(Dataset items)
__________

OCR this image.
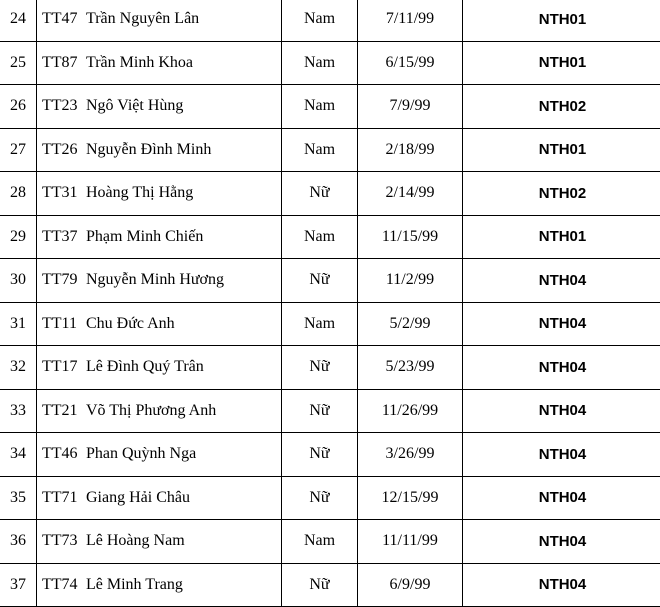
24	TT47 Trần Nguyên Lân	Nam	7/11/99	NTH01
25	TT87 Trần Minh Khoa	Nam	6/15/99	NTH01
26	TT23 Ngô Việt Hùng	Nam	7/9/99	NTH02
27	TT26 Nguyễn Đình Minh	Nam	2/18/99	NTH01
28	TT31 Hoàng Thị Hằng	Nữ	2/14/99	NTH02
29	TT37 Phạm Minh Chiến	Nam	11/15/99	NTH01
30	TT79 Nguyễn Minh Hương	Nữ	11/2/99	NTH04
31	TT11 Chu Đức Anh	Nam	5/2/99	NTH04
32	TT17 Lê Đình Quý Trân	Nữ	5/23/99	NTH04
33	TT21 Võ Thị Phương Anh	Nữ	11/26/99	NTH04
34	TT46 Phan Quỳnh Nga	Nữ	3/26/99	NTH04
35	TT71 Giang Hải Châu	Nữ	12/15/99	NTH04
36	TT73 Lê Hoàng Nam	Nam	11/11/99	NTH04
37	TT74 Lê Minh Trang	Nữ	6/9/99	NTH04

__________

## Written request
Restate the entire listing word for word, excluding pictures.

## Solution
OCR this image.
24	TT47 Trần Nguyên Lân	Nam	7/11/99	NTH01
25	TT87 Trần Minh Khoa	Nam	6/15/99	NTH01
26	TT23 Ngô Việt Hùng	Nam	7/9/99	NTH02
27	TT26 Nguyễn Đình Minh	Nam	2/18/99	NTH01
28	TT31 Hoàng Thị Hằng	Nữ	2/14/99	NTH02
29	TT37 Phạm Minh Chiến	Nam	11/15/99	NTH01
30	TT79 Nguyễn Minh Hương	Nữ	11/2/99	NTH04
31	TT11 Chu Đức Anh	Nam	5/2/99	NTH04
32	TT17 Lê Đình Quý Trân	Nữ	5/23/99	NTH04
33	TT21 Võ Thị Phương Anh	Nữ	11/26/99	NTH04
34	TT46 Phan Quỳnh Nga	Nữ	3/26/99	NTH04
35	TT71 Giang Hải Châu	Nữ	12/15/99	NTH04
36	TT73 Lê Hoàng Nam	Nam	11/11/99	NTH04
37	TT74 Lê Minh Trang	Nữ	6/9/99	NTH04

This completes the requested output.